In the entries below, find the lines that contain the word "value" and copy them.

--------------------------------

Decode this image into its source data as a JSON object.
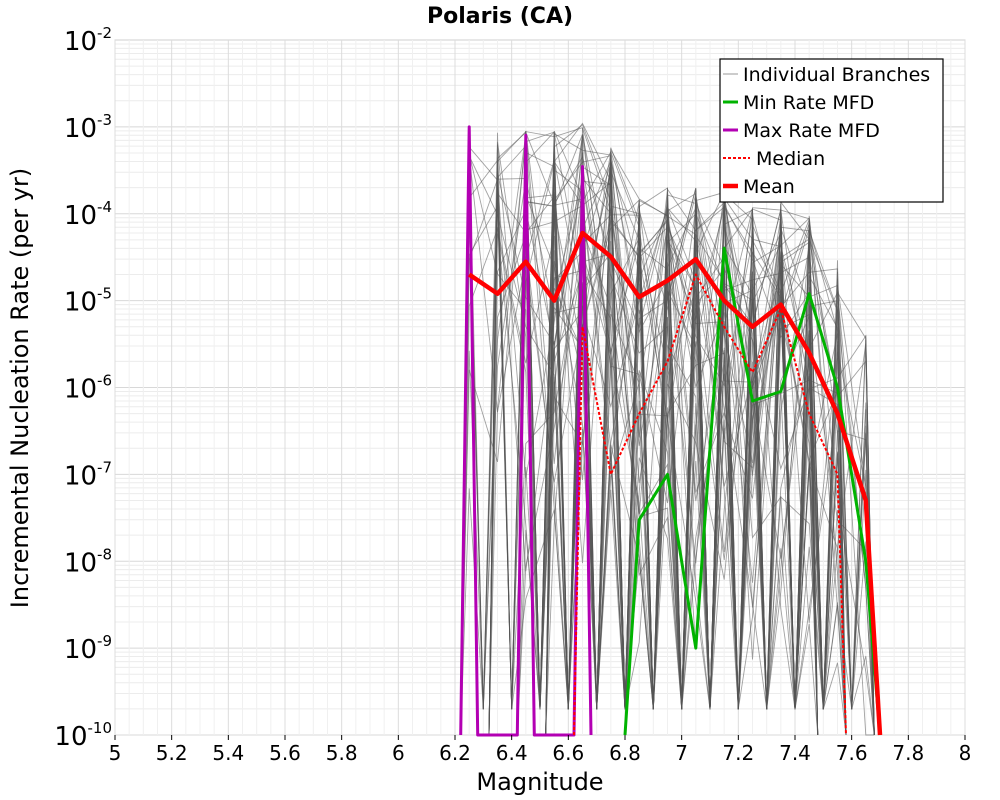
{
  "chart_data": {
    "type": "line",
    "title": "Polaris (CA)",
    "xlabel": "Magnitude",
    "ylabel": "Incremental Nucleation Rate (per yr)",
    "xlim": [
      5,
      8
    ],
    "ylim": [
      1e-10,
      0.01
    ],
    "yscale": "log",
    "grid": true,
    "legend_position": "top-right",
    "x_ticks": [
      "5",
      "5.2",
      "5.4",
      "5.6",
      "5.8",
      "6",
      "6.2",
      "6.4",
      "6.6",
      "6.8",
      "7",
      "7.2",
      "7.4",
      "7.6",
      "7.8",
      "8"
    ],
    "y_ticks": [
      {
        "base": "10",
        "exp": "-2",
        "value": 0.01
      },
      {
        "base": "10",
        "exp": "-3",
        "value": 0.001
      },
      {
        "base": "10",
        "exp": "-4",
        "value": 0.0001
      },
      {
        "base": "10",
        "exp": "-5",
        "value": 1e-05
      },
      {
        "base": "10",
        "exp": "-6",
        "value": 1e-06
      },
      {
        "base": "10",
        "exp": "-7",
        "value": 1e-07
      },
      {
        "base": "10",
        "exp": "-8",
        "value": 1e-08
      },
      {
        "base": "10",
        "exp": "-9",
        "value": 1e-09
      },
      {
        "base": "10",
        "exp": "-10",
        "value": 1e-10
      }
    ],
    "series": [
      {
        "name": "Individual Branches",
        "color": "#555555",
        "style": "thin",
        "x": [
          6.25,
          6.35,
          6.45,
          6.55,
          6.65,
          6.75,
          6.85,
          6.95,
          7.05,
          7.15,
          7.25,
          7.35,
          7.45,
          7.55,
          7.65
        ],
        "y_max": [
          0.001,
          0.0009,
          0.0009,
          0.001,
          0.0011,
          0.0006,
          0.00015,
          0.0002,
          0.0002,
          0.00018,
          0.00012,
          0.00014,
          0.0001,
          3e-05,
          4e-06
        ],
        "description_count": 60
      },
      {
        "name": "Min Rate MFD",
        "color": "#00b300",
        "style": "solid",
        "x": [
          6.8,
          6.85,
          6.95,
          7.05,
          7.15,
          7.25,
          7.35,
          7.45,
          7.55,
          7.65,
          7.7
        ],
        "y": [
          1e-10,
          3e-08,
          1e-07,
          1e-09,
          4e-05,
          7e-07,
          9e-07,
          1.2e-05,
          1e-06,
          1e-08,
          1e-10
        ]
      },
      {
        "name": "Max Rate MFD",
        "color": "#b300b3",
        "style": "solid",
        "x": [
          6.22,
          6.25,
          6.28,
          6.42,
          6.45,
          6.48,
          6.62,
          6.65,
          6.68
        ],
        "y": [
          1e-10,
          0.001,
          1e-10,
          1e-10,
          0.0008,
          1e-10,
          1e-10,
          0.00035,
          1e-10
        ]
      },
      {
        "name": "Median",
        "color": "#ff0000",
        "style": "dotted",
        "x": [
          6.62,
          6.65,
          6.75,
          6.85,
          6.95,
          7.05,
          7.15,
          7.25,
          7.35,
          7.45,
          7.55,
          7.58
        ],
        "y": [
          1e-10,
          5e-06,
          1e-07,
          5e-07,
          2e-06,
          2e-05,
          5e-06,
          1.5e-06,
          8e-06,
          5e-07,
          1e-07,
          1e-10
        ]
      },
      {
        "name": "Mean",
        "color": "#ff0000",
        "style": "thick",
        "x": [
          6.25,
          6.35,
          6.45,
          6.55,
          6.65,
          6.75,
          6.85,
          6.95,
          7.05,
          7.15,
          7.25,
          7.35,
          7.45,
          7.55,
          7.65,
          7.7
        ],
        "y": [
          2e-05,
          1.2e-05,
          2.8e-05,
          1e-05,
          6e-05,
          3.2e-05,
          1.1e-05,
          1.7e-05,
          3e-05,
          1e-05,
          5e-06,
          9e-06,
          2.5e-06,
          5e-07,
          5e-08,
          1e-10
        ]
      }
    ]
  }
}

--------------------------------

Task solution:
        "value": 0.01
        "value": 0.001
        "value": 0.0001
        "value": 1e-05
        "value": 1e-06
        "value": 1e-07
        "value": 1e-08
        "value": 1e-09
        "value": 1e-10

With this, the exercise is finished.